§ **MATERIAL FOR THIS TASK**:
□ □ □ □ □ □ □
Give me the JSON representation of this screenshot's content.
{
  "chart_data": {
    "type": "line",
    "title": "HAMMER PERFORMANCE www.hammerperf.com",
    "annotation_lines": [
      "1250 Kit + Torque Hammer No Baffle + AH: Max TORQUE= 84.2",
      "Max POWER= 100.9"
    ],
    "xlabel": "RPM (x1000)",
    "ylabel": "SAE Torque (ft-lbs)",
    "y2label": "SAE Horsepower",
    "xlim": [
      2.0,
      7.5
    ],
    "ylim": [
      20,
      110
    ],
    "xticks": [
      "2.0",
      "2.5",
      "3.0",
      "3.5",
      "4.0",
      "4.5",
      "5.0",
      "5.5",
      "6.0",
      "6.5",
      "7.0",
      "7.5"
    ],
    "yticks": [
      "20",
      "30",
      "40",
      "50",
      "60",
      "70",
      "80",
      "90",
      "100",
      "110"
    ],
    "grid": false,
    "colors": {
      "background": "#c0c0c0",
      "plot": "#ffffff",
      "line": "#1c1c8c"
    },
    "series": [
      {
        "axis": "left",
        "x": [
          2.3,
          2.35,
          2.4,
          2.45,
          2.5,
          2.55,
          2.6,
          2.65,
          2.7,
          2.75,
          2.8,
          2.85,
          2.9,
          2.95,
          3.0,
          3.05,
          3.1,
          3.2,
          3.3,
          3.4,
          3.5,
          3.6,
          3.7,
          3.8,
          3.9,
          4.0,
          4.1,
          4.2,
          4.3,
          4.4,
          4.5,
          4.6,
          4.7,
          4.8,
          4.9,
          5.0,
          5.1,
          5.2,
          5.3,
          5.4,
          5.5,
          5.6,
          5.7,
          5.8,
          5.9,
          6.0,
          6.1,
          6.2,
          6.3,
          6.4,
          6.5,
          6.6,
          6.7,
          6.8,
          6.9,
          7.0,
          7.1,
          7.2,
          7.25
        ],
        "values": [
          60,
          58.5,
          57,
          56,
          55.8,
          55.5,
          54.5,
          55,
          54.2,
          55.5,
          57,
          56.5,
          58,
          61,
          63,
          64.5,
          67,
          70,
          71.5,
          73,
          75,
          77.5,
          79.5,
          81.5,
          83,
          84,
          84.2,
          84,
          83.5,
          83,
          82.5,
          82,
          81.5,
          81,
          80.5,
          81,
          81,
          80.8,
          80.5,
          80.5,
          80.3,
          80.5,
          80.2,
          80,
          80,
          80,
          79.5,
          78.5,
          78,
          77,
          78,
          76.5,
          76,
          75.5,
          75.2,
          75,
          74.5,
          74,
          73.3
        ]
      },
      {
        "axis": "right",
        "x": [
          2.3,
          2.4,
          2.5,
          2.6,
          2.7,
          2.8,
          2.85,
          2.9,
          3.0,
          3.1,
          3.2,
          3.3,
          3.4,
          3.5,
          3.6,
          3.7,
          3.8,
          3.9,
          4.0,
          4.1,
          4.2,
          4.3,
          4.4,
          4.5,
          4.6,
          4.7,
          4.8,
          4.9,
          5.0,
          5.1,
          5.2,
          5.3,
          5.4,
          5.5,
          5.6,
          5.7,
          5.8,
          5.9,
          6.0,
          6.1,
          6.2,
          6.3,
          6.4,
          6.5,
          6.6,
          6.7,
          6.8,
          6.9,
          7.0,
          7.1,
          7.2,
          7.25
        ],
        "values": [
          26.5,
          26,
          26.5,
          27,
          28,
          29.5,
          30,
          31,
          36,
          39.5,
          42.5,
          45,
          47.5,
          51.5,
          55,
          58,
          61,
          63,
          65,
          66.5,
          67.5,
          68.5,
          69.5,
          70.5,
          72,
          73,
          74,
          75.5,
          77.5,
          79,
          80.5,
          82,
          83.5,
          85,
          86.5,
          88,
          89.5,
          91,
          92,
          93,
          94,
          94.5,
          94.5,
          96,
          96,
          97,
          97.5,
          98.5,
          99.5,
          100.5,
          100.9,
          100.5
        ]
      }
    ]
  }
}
□ □ □ □ □ □ □
§ **DESCRIPTION OF THE TASK**: Reproduce the data in its entirety, matching each character.

§ **RESPONSE**:
Give me the JSON representation of this screenshot's content.
{
  "chart_data": {
    "type": "line",
    "title": "HAMMER PERFORMANCE www.hammerperf.com",
    "annotation_lines": [
      "1250 Kit + Torque Hammer No Baffle + AH: Max TORQUE= 84.2",
      "Max POWER= 100.9"
    ],
    "xlabel": "RPM (x1000)",
    "ylabel": "SAE Torque (ft-lbs)",
    "y2label": "SAE Horsepower",
    "xlim": [
      2.0,
      7.5
    ],
    "ylim": [
      20,
      110
    ],
    "xticks": [
      "2.0",
      "2.5",
      "3.0",
      "3.5",
      "4.0",
      "4.5",
      "5.0",
      "5.5",
      "6.0",
      "6.5",
      "7.0",
      "7.5"
    ],
    "yticks": [
      "20",
      "30",
      "40",
      "50",
      "60",
      "70",
      "80",
      "90",
      "100",
      "110"
    ],
    "grid": false,
    "colors": {
      "background": "#c0c0c0",
      "plot": "#ffffff",
      "line": "#1c1c8c"
    },
    "series": [
      {
        "axis": "left",
        "x": [
          2.3,
          2.35,
          2.4,
          2.45,
          2.5,
          2.55,
          2.6,
          2.65,
          2.7,
          2.75,
          2.8,
          2.85,
          2.9,
          2.95,
          3.0,
          3.05,
          3.1,
          3.2,
          3.3,
          3.4,
          3.5,
          3.6,
          3.7,
          3.8,
          3.9,
          4.0,
          4.1,
          4.2,
          4.3,
          4.4,
          4.5,
          4.6,
          4.7,
          4.8,
          4.9,
          5.0,
          5.1,
          5.2,
          5.3,
          5.4,
          5.5,
          5.6,
          5.7,
          5.8,
          5.9,
          6.0,
          6.1,
          6.2,
          6.3,
          6.4,
          6.5,
          6.6,
          6.7,
          6.8,
          6.9,
          7.0,
          7.1,
          7.2,
          7.25
        ],
        "values": [
          60,
          58.5,
          57,
          56,
          55.8,
          55.5,
          54.5,
          55,
          54.2,
          55.5,
          57,
          56.5,
          58,
          61,
          63,
          64.5,
          67,
          70,
          71.5,
          73,
          75,
          77.5,
          79.5,
          81.5,
          83,
          84,
          84.2,
          84,
          83.5,
          83,
          82.5,
          82,
          81.5,
          81,
          80.5,
          81,
          81,
          80.8,
          80.5,
          80.5,
          80.3,
          80.5,
          80.2,
          80,
          80,
          80,
          79.5,
          78.5,
          78,
          77,
          78,
          76.5,
          76,
          75.5,
          75.2,
          75,
          74.5,
          74,
          73.3
        ]
      },
      {
        "axis": "right",
        "x": [
          2.3,
          2.4,
          2.5,
          2.6,
          2.7,
          2.8,
          2.85,
          2.9,
          3.0,
          3.1,
          3.2,
          3.3,
          3.4,
          3.5,
          3.6,
          3.7,
          3.8,
          3.9,
          4.0,
          4.1,
          4.2,
          4.3,
          4.4,
          4.5,
          4.6,
          4.7,
          4.8,
          4.9,
          5.0,
          5.1,
          5.2,
          5.3,
          5.4,
          5.5,
          5.6,
          5.7,
          5.8,
          5.9,
          6.0,
          6.1,
          6.2,
          6.3,
          6.4,
          6.5,
          6.6,
          6.7,
          6.8,
          6.9,
          7.0,
          7.1,
          7.2,
          7.25
        ],
        "values": [
          26.5,
          26,
          26.5,
          27,
          28,
          29.5,
          30,
          31,
          36,
          39.5,
          42.5,
          45,
          47.5,
          51.5,
          55,
          58,
          61,
          63,
          65,
          66.5,
          67.5,
          68.5,
          69.5,
          70.5,
          72,
          73,
          74,
          75.5,
          77.5,
          79,
          80.5,
          82,
          83.5,
          85,
          86.5,
          88,
          89.5,
          91,
          92,
          93,
          94,
          94.5,
          94.5,
          96,
          96,
          97,
          97.5,
          98.5,
          99.5,
          100.5,
          100.9,
          100.5
        ]
      }
    ]
  }
}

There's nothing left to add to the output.